* The records *
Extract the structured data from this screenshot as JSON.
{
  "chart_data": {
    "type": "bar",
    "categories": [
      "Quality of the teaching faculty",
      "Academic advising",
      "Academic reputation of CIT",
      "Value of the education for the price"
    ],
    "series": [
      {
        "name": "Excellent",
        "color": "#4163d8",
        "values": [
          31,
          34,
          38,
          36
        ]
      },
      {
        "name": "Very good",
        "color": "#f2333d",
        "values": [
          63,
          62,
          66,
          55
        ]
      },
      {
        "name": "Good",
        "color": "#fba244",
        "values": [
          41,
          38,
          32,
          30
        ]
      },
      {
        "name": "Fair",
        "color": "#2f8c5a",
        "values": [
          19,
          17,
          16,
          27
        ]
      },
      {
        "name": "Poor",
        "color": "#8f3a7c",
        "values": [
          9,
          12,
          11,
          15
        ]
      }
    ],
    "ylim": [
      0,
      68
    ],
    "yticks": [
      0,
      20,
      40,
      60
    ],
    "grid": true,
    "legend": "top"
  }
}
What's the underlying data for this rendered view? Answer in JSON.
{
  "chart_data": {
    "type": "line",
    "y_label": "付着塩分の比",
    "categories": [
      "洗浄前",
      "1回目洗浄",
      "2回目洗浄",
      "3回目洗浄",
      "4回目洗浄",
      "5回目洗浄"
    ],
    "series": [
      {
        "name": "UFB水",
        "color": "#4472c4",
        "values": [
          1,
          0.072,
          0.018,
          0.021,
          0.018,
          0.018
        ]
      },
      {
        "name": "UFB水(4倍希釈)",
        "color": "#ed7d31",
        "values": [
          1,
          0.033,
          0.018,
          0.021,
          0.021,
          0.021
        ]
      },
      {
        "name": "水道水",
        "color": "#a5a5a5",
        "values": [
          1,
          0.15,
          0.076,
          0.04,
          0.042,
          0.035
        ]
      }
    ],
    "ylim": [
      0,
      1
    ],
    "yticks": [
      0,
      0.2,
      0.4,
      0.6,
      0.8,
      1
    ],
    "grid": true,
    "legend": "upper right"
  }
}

* Exercise *
Give all the entries again exactly; leave none out.

* Reply *
Extract the structured data from this screenshot as JSON.
{
  "chart_data": {
    "type": "bar",
    "categories": [
      "Quality of the teaching faculty",
      "Academic advising",
      "Academic reputation of CIT",
      "Value of the education for the price"
    ],
    "series": [
      {
        "name": "Excellent",
        "color": "#4163d8",
        "values": [
          31,
          34,
          38,
          36
        ]
      },
      {
        "name": "Very good",
        "color": "#f2333d",
        "values": [
          63,
          62,
          66,
          55
        ]
      },
      {
        "name": "Good",
        "color": "#fba244",
        "values": [
          41,
          38,
          32,
          30
        ]
      },
      {
        "name": "Fair",
        "color": "#2f8c5a",
        "values": [
          19,
          17,
          16,
          27
        ]
      },
      {
        "name": "Poor",
        "color": "#8f3a7c",
        "values": [
          9,
          12,
          11,
          15
        ]
      }
    ],
    "ylim": [
      0,
      68
    ],
    "yticks": [
      0,
      20,
      40,
      60
    ],
    "grid": true,
    "legend": "top"
  }
}
What's the underlying data for this rendered view? Answer in JSON.
{
  "chart_data": {
    "type": "line",
    "y_label": "付着塩分の比",
    "categories": [
      "洗浄前",
      "1回目洗浄",
      "2回目洗浄",
      "3回目洗浄",
      "4回目洗浄",
      "5回目洗浄"
    ],
    "series": [
      {
        "name": "UFB水",
        "color": "#4472c4",
        "values": [
          1,
          0.072,
          0.018,
          0.021,
          0.018,
          0.018
        ]
      },
      {
        "name": "UFB水(4倍希釈)",
        "color": "#ed7d31",
        "values": [
          1,
          0.033,
          0.018,
          0.021,
          0.021,
          0.021
        ]
      },
      {
        "name": "水道水",
        "color": "#a5a5a5",
        "values": [
          1,
          0.15,
          0.076,
          0.04,
          0.042,
          0.035
        ]
      }
    ],
    "ylim": [
      0,
      1
    ],
    "yticks": [
      0,
      0.2,
      0.4,
      0.6,
      0.8,
      1
    ],
    "grid": true,
    "legend": "upper right"
  }
}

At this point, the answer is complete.